***** Source material

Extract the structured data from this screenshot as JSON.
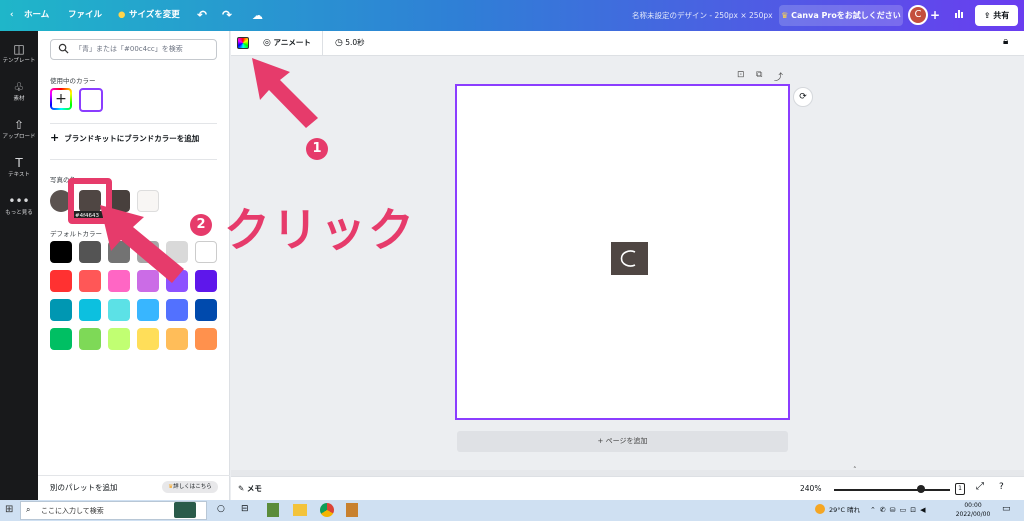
{
  "topbar": {
    "home_label": "ホーム",
    "file_label": "ファイル",
    "resize_label": "サイズを変更",
    "doc_title": "名称未設定のデザイン - 250px × 250px",
    "pro_button": "Canva Proをお試しください",
    "avatar_initial": "C",
    "share_label": "共有"
  },
  "sidebar": {
    "items": [
      {
        "label": "テンプレート",
        "icon": "template-icon"
      },
      {
        "label": "素材",
        "icon": "elements-icon"
      },
      {
        "label": "アップロード",
        "icon": "upload-icon"
      },
      {
        "label": "テキスト",
        "icon": "text-icon"
      },
      {
        "label": "もっと見る",
        "icon": "more-icon"
      }
    ]
  },
  "panel": {
    "search_placeholder": "「青」または「#00c4cc」を検索",
    "used_colors_label": "使用中のカラー",
    "add_brand_label": "ブランドキットにブランドカラーを追加",
    "photo_colors_label": "写真の色",
    "tooltip": "#4f4643",
    "default_colors_label": "デフォルトカラー",
    "add_palette_label": "別のパレットを追加",
    "learn_more_label": "詳しくはこちら",
    "used_colors": [
      "#ffffff"
    ],
    "photo_colors": [
      "#5b5350",
      "#4f4643",
      "#48403d",
      "#f8f6f4"
    ],
    "default_colors": [
      [
        "#000000",
        "#545454",
        "#737373",
        "#a6a6a6",
        "#d9d9d9",
        "#ffffff"
      ],
      [
        "#ff3131",
        "#ff5757",
        "#ff66c4",
        "#cb6ce6",
        "#8c52ff",
        "#5e17eb"
      ],
      [
        "#0097b2",
        "#0cc0df",
        "#5ce1e6",
        "#38b6ff",
        "#5271ff",
        "#004aad"
      ],
      [
        "#00bf63",
        "#7ed957",
        "#c1ff72",
        "#ffde59",
        "#ffbd59",
        "#ff914d"
      ]
    ]
  },
  "toolbar": {
    "animate_label": "アニメート",
    "duration_label": "5.0秒"
  },
  "canvas": {
    "add_page_label": "+ ページを追加",
    "logo_glyph": "C",
    "logo_color": "#4f4643"
  },
  "bottombar": {
    "notes_label": "メモ",
    "zoom_label": "240%",
    "page_count": "1"
  },
  "taskbar": {
    "search_placeholder": "ここに入力して検索",
    "weather": "29°C 晴れ",
    "time": "00:00",
    "date": "2022/00/00"
  },
  "annotation": {
    "step1": "1",
    "step2": "2",
    "click_label": "クリック",
    "accent_color": "#e63b6b"
  }
}
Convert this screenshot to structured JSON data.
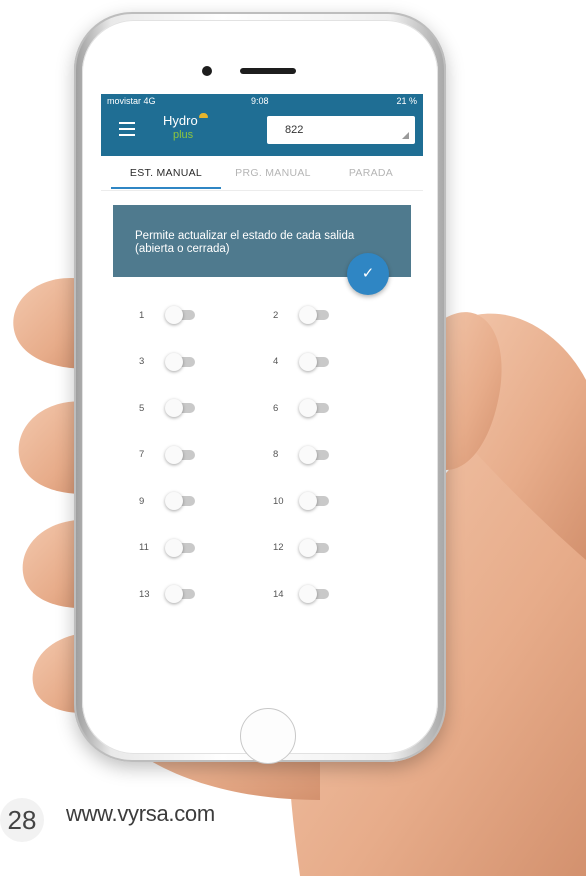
{
  "status_bar": {
    "carrier": "movistar 4G",
    "time": "9:08",
    "battery": "21 %"
  },
  "app_bar": {
    "logo_main": "Hydro",
    "logo_sub": "plus",
    "device_selected": "822"
  },
  "tabs": [
    {
      "label": "EST. MANUAL",
      "active": true
    },
    {
      "label": "PRG. MANUAL",
      "active": false
    },
    {
      "label": "PARADA",
      "active": false
    }
  ],
  "info_banner": {
    "text": "Permite actualizar el estado de cada salida (abierta o cerrada)"
  },
  "confirm_button": {
    "icon": "check-icon",
    "glyph": "✓"
  },
  "outputs": [
    {
      "label": "1",
      "state": "off"
    },
    {
      "label": "2",
      "state": "off"
    },
    {
      "label": "3",
      "state": "off"
    },
    {
      "label": "4",
      "state": "off"
    },
    {
      "label": "5",
      "state": "off"
    },
    {
      "label": "6",
      "state": "off"
    },
    {
      "label": "7",
      "state": "off"
    },
    {
      "label": "8",
      "state": "off"
    },
    {
      "label": "9",
      "state": "off"
    },
    {
      "label": "10",
      "state": "off"
    },
    {
      "label": "11",
      "state": "off"
    },
    {
      "label": "12",
      "state": "off"
    },
    {
      "label": "13",
      "state": "off"
    },
    {
      "label": "14",
      "state": "off"
    }
  ],
  "footer": {
    "page_number": "28",
    "url": "www.vyrsa.com"
  },
  "colors": {
    "primary": "#1f6e94",
    "accent": "#2f86c4",
    "banner": "#4f7a8e",
    "logo_green": "#8dc63f"
  }
}
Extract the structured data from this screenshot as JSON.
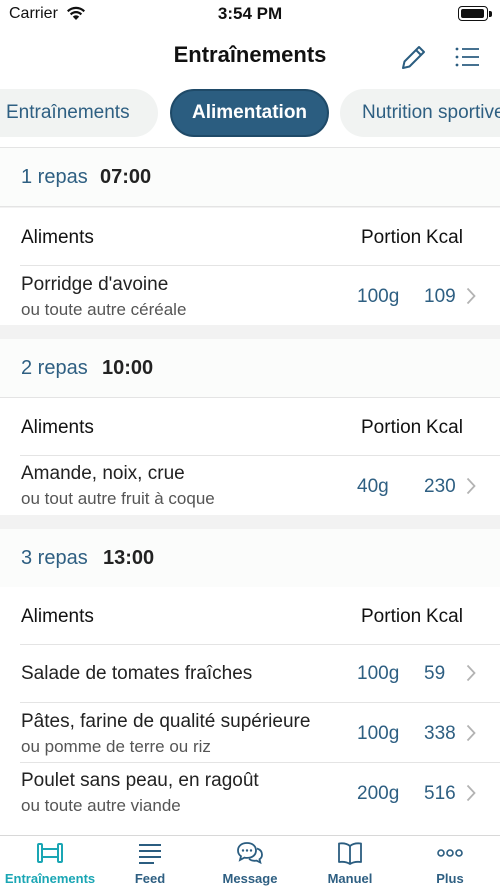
{
  "status_bar": {
    "carrier": "Carrier",
    "time": "3:54 PM"
  },
  "nav": {
    "title": "Entraînements"
  },
  "tabs": [
    {
      "label": "Entraînements",
      "active": false
    },
    {
      "label": "Alimentation",
      "active": true
    },
    {
      "label": "Nutrition sportive",
      "active": false
    }
  ],
  "columns": {
    "aliments": "Aliments",
    "portion": "Portion",
    "kcal": "Kcal"
  },
  "meals": [
    {
      "label": "1 repas",
      "time": "07:00",
      "foods": [
        {
          "name": "Porridge d'avoine",
          "alt": "ou toute autre céréale",
          "portion": "100g",
          "kcal": "109"
        }
      ]
    },
    {
      "label": "2 repas",
      "time": "10:00",
      "foods": [
        {
          "name": "Amande, noix, crue",
          "alt": "ou tout autre fruit à coque",
          "portion": "40g",
          "kcal": "230"
        }
      ]
    },
    {
      "label": "3 repas",
      "time": "13:00",
      "foods": [
        {
          "name": "Salade de tomates fraîches",
          "alt": "",
          "portion": "100g",
          "kcal": "59"
        },
        {
          "name": "Pâtes, farine de qualité supérieure",
          "alt": "ou pomme de terre ou riz",
          "portion": "100g",
          "kcal": "338"
        },
        {
          "name": "Poulet sans peau, en ragoût",
          "alt": "ou toute autre viande",
          "portion": "200g",
          "kcal": "516"
        }
      ]
    }
  ],
  "tab_bar": [
    {
      "label": "Entraînements",
      "icon": "dumbbell-icon",
      "active": true
    },
    {
      "label": "Feed",
      "icon": "feed-lines-icon",
      "active": false
    },
    {
      "label": "Message",
      "icon": "chat-bubbles-icon",
      "active": false
    },
    {
      "label": "Manuel",
      "icon": "book-icon",
      "active": false
    },
    {
      "label": "Plus",
      "icon": "more-dots-icon",
      "active": false
    }
  ],
  "colors": {
    "accent": "#2b5d80",
    "active_tab_item": "#1aa6b4",
    "link_text": "#2e5f82"
  }
}
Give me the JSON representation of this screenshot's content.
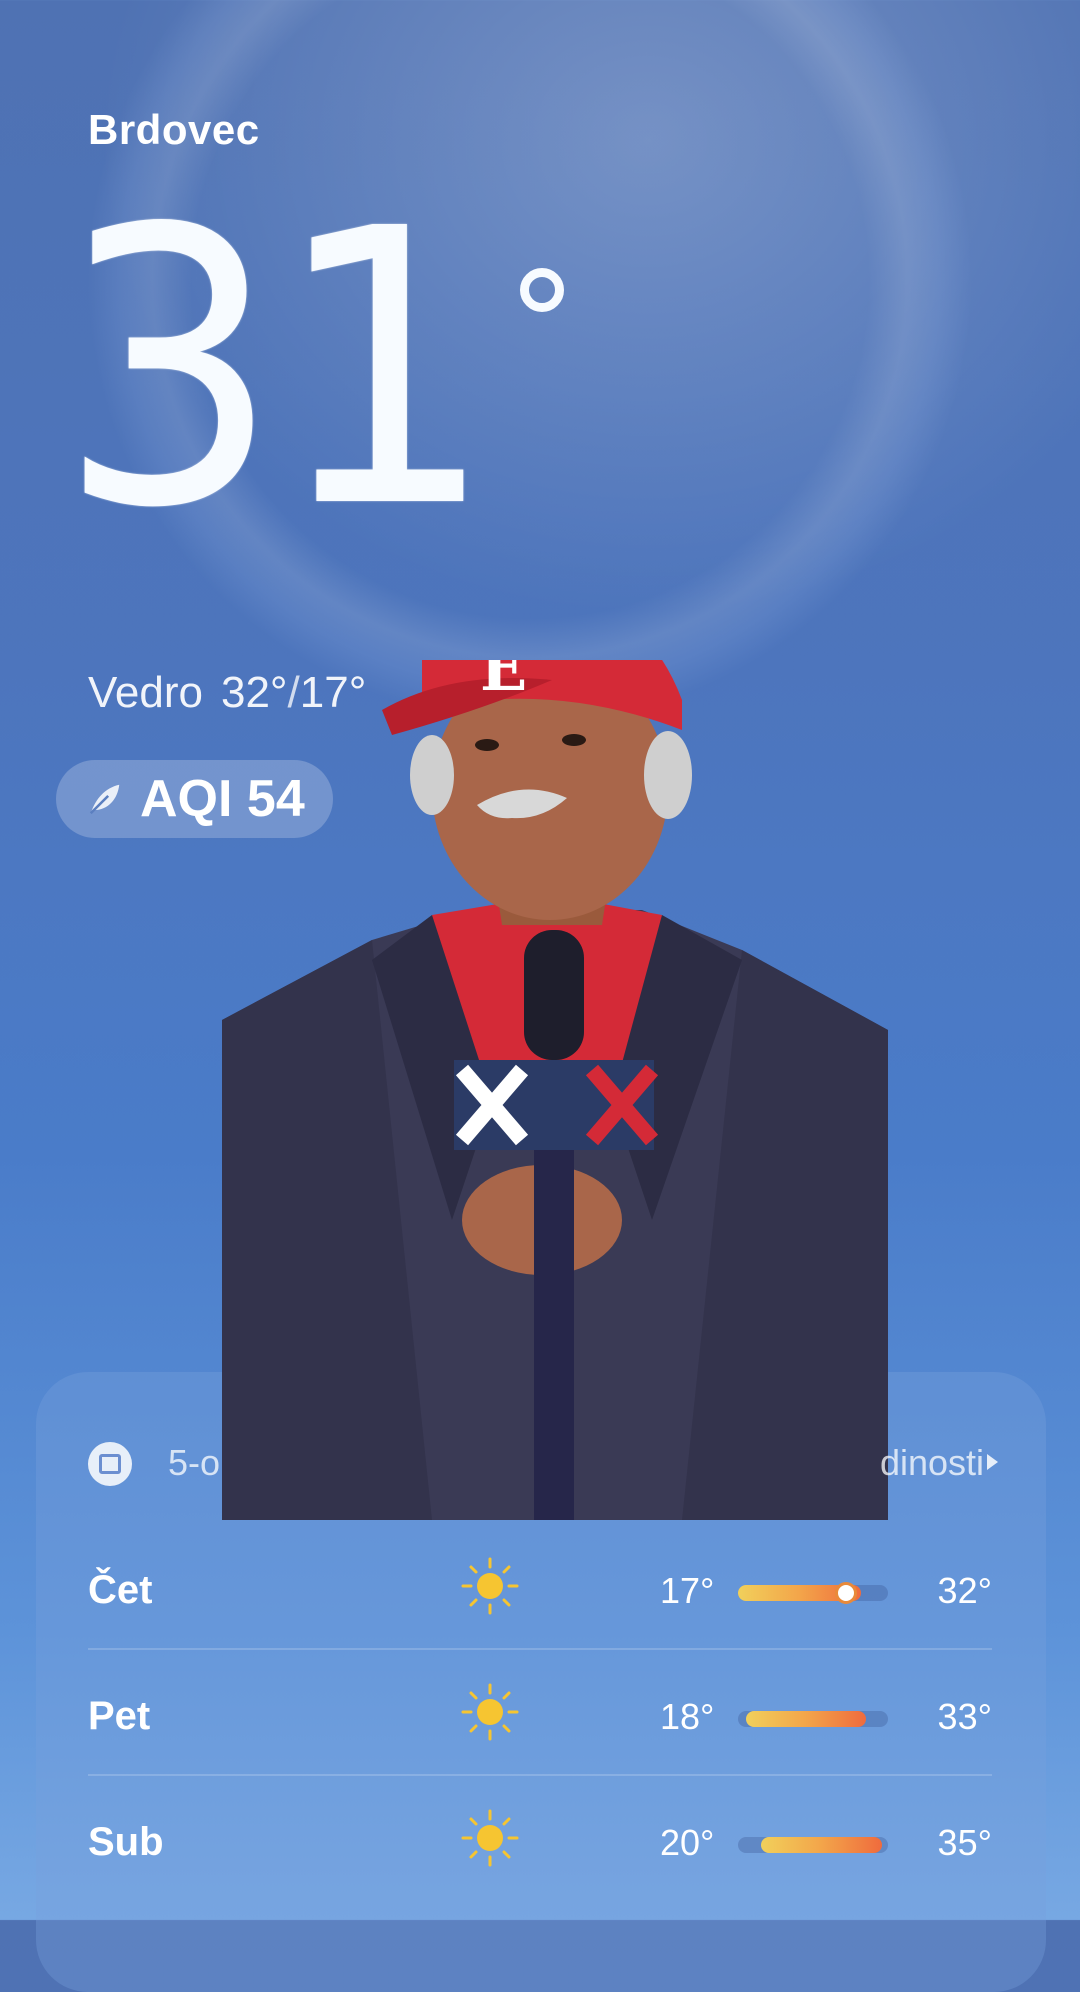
{
  "location": "Brdovec",
  "current": {
    "temperature": "31",
    "condition": "Vedro",
    "high": "32°",
    "low": "17°",
    "aqi_label": "AQI 54"
  },
  "forecast_card": {
    "title": "5-o",
    "more_label": "dinosti",
    "rows": [
      {
        "day": "Čet",
        "low": "17°",
        "high": "32°",
        "icon": "sun-icon",
        "range_start": 0.0,
        "range_end": 0.82,
        "current_marker": 0.7
      },
      {
        "day": "Pet",
        "low": "18°",
        "high": "33°",
        "icon": "sun-icon",
        "range_start": 0.05,
        "range_end": 0.85
      },
      {
        "day": "Sub",
        "low": "20°",
        "high": "35°",
        "icon": "sun-icon",
        "range_start": 0.15,
        "range_end": 0.96
      }
    ]
  },
  "colors": {
    "sky_top": "#4f72b3",
    "sky_bottom": "#77a8e3",
    "bar_start": "#f1d05b",
    "bar_end": "#ef6b3d",
    "cap_red": "#d42a37",
    "jacket": "#3a3a55"
  }
}
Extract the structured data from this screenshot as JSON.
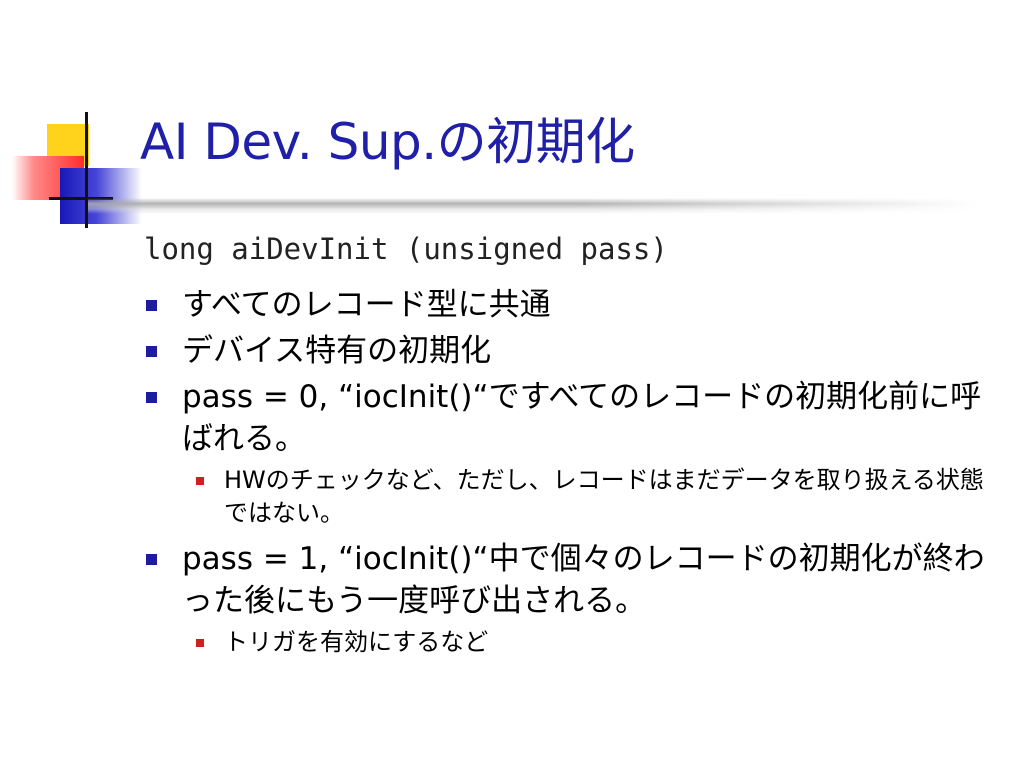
{
  "slide": {
    "title": "AI Dev. Sup.の初期化",
    "code": "long aiDevInit (unsigned pass)",
    "bullets": [
      {
        "text": "すべてのレコード型に共通"
      },
      {
        "text": "デバイス特有の初期化"
      },
      {
        "text": "pass = 0, “iocInit()“ですべてのレコードの初期化前に呼ばれる。",
        "sub": "HWのチェックなど、ただし、レコードはまだデータを取り扱える状態ではない。"
      },
      {
        "text": "pass = 1, “iocInit()“中で個々のレコードの初期化が終わった後にもう一度呼び出される。",
        "sub": "トリガを有効にするなど"
      }
    ]
  },
  "colors": {
    "title": "#1f1fa8",
    "bullet_level1": "#1c1c9c",
    "bullet_level2": "#d41e1e",
    "logo_yellow": "#ffd21c",
    "logo_red": "#ff2c2c",
    "logo_blue": "#1818b8"
  }
}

**********

> **Task prompt**
From the entries above, return each line with the word "toute" in it.

> **Right answer**
          "alt": "ou toute autre céréale",
          "alt": "ou toute autre viande",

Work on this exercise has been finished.